___ SOURCE MATERIAL
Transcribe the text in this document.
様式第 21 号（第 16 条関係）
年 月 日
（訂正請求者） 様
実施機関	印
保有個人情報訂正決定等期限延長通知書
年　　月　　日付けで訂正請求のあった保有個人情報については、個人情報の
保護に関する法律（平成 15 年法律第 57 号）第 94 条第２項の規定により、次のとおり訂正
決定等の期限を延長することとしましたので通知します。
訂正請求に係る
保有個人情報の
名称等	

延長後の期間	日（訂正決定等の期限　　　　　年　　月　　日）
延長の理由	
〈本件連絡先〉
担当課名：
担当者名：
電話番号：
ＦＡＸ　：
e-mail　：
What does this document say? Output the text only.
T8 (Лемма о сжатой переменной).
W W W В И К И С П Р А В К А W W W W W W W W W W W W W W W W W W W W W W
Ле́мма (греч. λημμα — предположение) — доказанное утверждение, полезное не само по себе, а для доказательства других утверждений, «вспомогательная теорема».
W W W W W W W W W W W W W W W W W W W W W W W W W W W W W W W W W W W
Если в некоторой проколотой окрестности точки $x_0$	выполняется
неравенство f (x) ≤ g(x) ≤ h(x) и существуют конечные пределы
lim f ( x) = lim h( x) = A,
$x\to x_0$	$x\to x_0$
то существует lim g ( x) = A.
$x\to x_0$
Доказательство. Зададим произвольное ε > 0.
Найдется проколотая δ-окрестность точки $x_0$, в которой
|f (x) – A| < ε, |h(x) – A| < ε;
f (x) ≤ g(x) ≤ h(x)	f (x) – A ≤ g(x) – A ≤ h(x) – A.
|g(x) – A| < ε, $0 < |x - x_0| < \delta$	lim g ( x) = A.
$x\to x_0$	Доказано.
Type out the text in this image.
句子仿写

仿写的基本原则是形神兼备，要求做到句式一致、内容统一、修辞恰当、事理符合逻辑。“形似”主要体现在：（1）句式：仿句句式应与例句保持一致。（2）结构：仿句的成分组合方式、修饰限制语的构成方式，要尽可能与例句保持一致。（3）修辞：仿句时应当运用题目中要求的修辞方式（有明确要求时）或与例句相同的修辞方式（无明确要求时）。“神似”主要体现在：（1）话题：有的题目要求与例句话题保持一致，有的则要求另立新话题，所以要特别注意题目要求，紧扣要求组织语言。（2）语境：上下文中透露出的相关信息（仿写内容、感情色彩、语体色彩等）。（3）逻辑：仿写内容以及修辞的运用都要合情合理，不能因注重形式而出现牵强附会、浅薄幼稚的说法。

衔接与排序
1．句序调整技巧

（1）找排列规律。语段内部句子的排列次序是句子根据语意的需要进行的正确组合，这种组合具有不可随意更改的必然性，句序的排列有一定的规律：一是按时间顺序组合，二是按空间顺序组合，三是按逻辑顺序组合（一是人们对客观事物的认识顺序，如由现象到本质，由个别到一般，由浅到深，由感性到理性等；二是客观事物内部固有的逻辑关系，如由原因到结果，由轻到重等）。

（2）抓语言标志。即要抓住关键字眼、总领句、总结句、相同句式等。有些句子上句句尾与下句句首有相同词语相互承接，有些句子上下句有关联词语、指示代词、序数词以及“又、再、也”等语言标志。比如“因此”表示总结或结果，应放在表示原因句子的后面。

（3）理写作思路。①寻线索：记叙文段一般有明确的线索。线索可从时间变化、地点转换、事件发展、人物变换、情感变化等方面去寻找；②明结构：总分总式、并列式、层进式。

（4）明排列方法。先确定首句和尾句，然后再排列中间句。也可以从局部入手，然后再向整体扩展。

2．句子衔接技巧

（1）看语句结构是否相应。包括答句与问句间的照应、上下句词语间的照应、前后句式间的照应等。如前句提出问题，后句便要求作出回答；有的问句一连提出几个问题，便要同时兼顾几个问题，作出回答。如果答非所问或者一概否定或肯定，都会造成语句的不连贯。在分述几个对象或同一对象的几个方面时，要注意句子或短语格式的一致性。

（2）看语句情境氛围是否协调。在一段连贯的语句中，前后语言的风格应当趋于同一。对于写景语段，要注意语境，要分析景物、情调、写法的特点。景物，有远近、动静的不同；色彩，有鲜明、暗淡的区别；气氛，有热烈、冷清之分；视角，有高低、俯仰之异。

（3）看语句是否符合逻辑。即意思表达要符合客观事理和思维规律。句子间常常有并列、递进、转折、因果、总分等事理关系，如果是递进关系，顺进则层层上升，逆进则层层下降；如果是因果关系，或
______
- _WHAT NEEDS TO BE DONE_
Write out every entry again, keeping each line exactly the same.

- _RESULT FOR THIS EXERCISE_
Transcribe the text in this document.
様式第 21 号（第 16 条関係）
年 月 日
（訂正請求者） 様
実施機関	印
保有個人情報訂正決定等期限延長通知書
年　　月　　日付けで訂正請求のあった保有個人情報については、個人情報の
保護に関する法律（平成 15 年法律第 57 号）第 94 条第２項の規定により、次のとおり訂正
決定等の期限を延長することとしましたので通知します。
訂正請求に係る
保有個人情報の
名称等	

延長後の期間	日（訂正決定等の期限　　　　　年　　月　　日）
延長の理由	
〈本件連絡先〉
担当課名：
担当者名：
電話番号：
ＦＡＸ　：
e-mail　：
What does this document say? Output the text only.
T8 (Лемма о сжатой переменной).
W W W В И К И С П Р А В К А W W W W W W W W W W W W W W W W W W W W W W
Ле́мма (греч. λημμα — предположение) — доказанное утверждение, полезное не само по себе, а для доказательства других утверждений, «вспомогательная теорема».
W W W W W W W W W W W W W W W W W W W W W W W W W W W W W W W W W W W
Если в некоторой проколотой окрестности точки $x_0$	выполняется
неравенство f (x) ≤ g(x) ≤ h(x) и существуют конечные пределы
lim f ( x) = lim h( x) = A,
$x\to x_0$	$x\to x_0$
то существует lim g ( x) = A.
$x\to x_0$
Доказательство. Зададим произвольное ε > 0.
Найдется проколотая δ-окрестность точки $x_0$, в которой
|f (x) – A| < ε, |h(x) – A| < ε;
f (x) ≤ g(x) ≤ h(x)	f (x) – A ≤ g(x) – A ≤ h(x) – A.
|g(x) – A| < ε, $0 < |x - x_0| < \delta$	lim g ( x) = A.
$x\to x_0$	Доказано.
Type out the text in this image.
句子仿写

仿写的基本原则是形神兼备，要求做到句式一致、内容统一、修辞恰当、事理符合逻辑。“形似”主要体现在：（1）句式：仿句句式应与例句保持一致。（2）结构：仿句的成分组合方式、修饰限制语的构成方式，要尽可能与例句保持一致。（3）修辞：仿句时应当运用题目中要求的修辞方式（有明确要求时）或与例句相同的修辞方式（无明确要求时）。“神似”主要体现在：（1）话题：有的题目要求与例句话题保持一致，有的则要求另立新话题，所以要特别注意题目要求，紧扣要求组织语言。（2）语境：上下文中透露出的相关信息（仿写内容、感情色彩、语体色彩等）。（3）逻辑：仿写内容以及修辞的运用都要合情合理，不能因注重形式而出现牵强附会、浅薄幼稚的说法。

衔接与排序
1．句序调整技巧

（1）找排列规律。语段内部句子的排列次序是句子根据语意的需要进行的正确组合，这种组合具有不可随意更改的必然性，句序的排列有一定的规律：一是按时间顺序组合，二是按空间顺序组合，三是按逻辑顺序组合（一是人们对客观事物的认识顺序，如由现象到本质，由个别到一般，由浅到深，由感性到理性等；二是客观事物内部固有的逻辑关系，如由原因到结果，由轻到重等）。

（2）抓语言标志。即要抓住关键字眼、总领句、总结句、相同句式等。有些句子上句句尾与下句句首有相同词语相互承接，有些句子上下句有关联词语、指示代词、序数词以及“又、再、也”等语言标志。比如“因此”表示总结或结果，应放在表示原因句子的后面。

（3）理写作思路。①寻线索：记叙文段一般有明确的线索。线索可从时间变化、地点转换、事件发展、人物变换、情感变化等方面去寻找；②明结构：总分总式、并列式、层进式。

（4）明排列方法。先确定首句和尾句，然后再排列中间句。也可以从局部入手，然后再向整体扩展。

2．句子衔接技巧

（1）看语句结构是否相应。包括答句与问句间的照应、上下句词语间的照应、前后句式间的照应等。如前句提出问题，后句便要求作出回答；有的问句一连提出几个问题，便要同时兼顾几个问题，作出回答。如果答非所问或者一概否定或肯定，都会造成语句的不连贯。在分述几个对象或同一对象的几个方面时，要注意句子或短语格式的一致性。

（2）看语句情境氛围是否协调。在一段连贯的语句中，前后语言的风格应当趋于同一。对于写景语段，要注意语境，要分析景物、情调、写法的特点。景物，有远近、动静的不同；色彩，有鲜明、暗淡的区别；气氛，有热烈、冷清之分；视角，有高低、俯仰之异。

（3）看语句是否符合逻辑。即意思表达要符合客观事理和思维规律。句子间常常有并列、递进、转折、因果、总分等事理关系，如果是递进关系，顺进则层层上升，逆进则层层下降；如果是因果关系，或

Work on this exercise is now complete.